[Extracts from a graphics dataset]
[Start]
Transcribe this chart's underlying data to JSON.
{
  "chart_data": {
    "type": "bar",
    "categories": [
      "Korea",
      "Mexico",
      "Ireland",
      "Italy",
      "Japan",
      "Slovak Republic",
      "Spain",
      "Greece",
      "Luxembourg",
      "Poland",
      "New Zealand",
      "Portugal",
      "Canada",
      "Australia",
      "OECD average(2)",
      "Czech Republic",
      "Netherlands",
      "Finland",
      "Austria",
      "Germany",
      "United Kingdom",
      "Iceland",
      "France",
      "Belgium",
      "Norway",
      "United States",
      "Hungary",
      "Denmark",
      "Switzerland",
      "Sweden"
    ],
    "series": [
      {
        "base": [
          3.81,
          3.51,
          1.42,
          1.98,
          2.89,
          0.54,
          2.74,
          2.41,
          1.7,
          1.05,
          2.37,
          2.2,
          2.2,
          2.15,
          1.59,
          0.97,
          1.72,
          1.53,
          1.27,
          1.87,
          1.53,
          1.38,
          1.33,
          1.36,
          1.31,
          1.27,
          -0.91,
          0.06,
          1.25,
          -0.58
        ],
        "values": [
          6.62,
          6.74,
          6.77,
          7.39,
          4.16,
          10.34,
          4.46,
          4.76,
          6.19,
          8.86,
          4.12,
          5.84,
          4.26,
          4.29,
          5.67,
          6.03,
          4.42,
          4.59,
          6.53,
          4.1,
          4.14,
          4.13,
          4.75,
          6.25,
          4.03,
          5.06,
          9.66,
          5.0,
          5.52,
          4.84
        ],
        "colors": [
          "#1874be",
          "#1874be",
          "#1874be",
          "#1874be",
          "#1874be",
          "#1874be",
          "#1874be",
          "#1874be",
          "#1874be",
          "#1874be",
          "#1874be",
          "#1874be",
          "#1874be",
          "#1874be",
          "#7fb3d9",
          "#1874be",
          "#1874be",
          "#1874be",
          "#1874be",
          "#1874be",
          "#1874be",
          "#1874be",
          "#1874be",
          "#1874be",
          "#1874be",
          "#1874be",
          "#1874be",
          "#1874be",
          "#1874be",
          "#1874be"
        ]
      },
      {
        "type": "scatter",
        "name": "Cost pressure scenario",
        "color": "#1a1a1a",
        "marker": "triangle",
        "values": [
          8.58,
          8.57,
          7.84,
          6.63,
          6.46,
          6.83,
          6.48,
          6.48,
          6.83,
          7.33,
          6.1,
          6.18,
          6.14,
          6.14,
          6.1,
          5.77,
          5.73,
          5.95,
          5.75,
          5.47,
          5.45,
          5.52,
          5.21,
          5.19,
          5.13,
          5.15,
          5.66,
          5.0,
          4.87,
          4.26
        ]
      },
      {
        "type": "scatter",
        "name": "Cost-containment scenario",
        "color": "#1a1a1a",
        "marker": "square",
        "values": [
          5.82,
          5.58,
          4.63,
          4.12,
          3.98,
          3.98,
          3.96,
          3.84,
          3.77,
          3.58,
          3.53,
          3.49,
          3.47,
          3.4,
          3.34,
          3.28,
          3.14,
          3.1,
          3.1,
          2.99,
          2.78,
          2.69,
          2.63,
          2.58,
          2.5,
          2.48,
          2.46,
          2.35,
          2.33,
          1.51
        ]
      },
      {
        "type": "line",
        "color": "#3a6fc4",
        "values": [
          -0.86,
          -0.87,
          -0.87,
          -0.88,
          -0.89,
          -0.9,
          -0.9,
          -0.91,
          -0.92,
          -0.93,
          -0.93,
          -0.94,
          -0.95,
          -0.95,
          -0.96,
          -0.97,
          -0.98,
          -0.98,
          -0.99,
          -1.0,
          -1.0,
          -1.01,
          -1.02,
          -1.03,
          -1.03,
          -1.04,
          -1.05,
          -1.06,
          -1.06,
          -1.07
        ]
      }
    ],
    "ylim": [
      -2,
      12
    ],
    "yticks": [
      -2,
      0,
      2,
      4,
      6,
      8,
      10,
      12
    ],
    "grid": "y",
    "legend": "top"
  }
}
[End]
Take every line above carrying "Cost" and return it.

        "name": "Cost pressure scenario",
        "name": "Cost-containment scenario",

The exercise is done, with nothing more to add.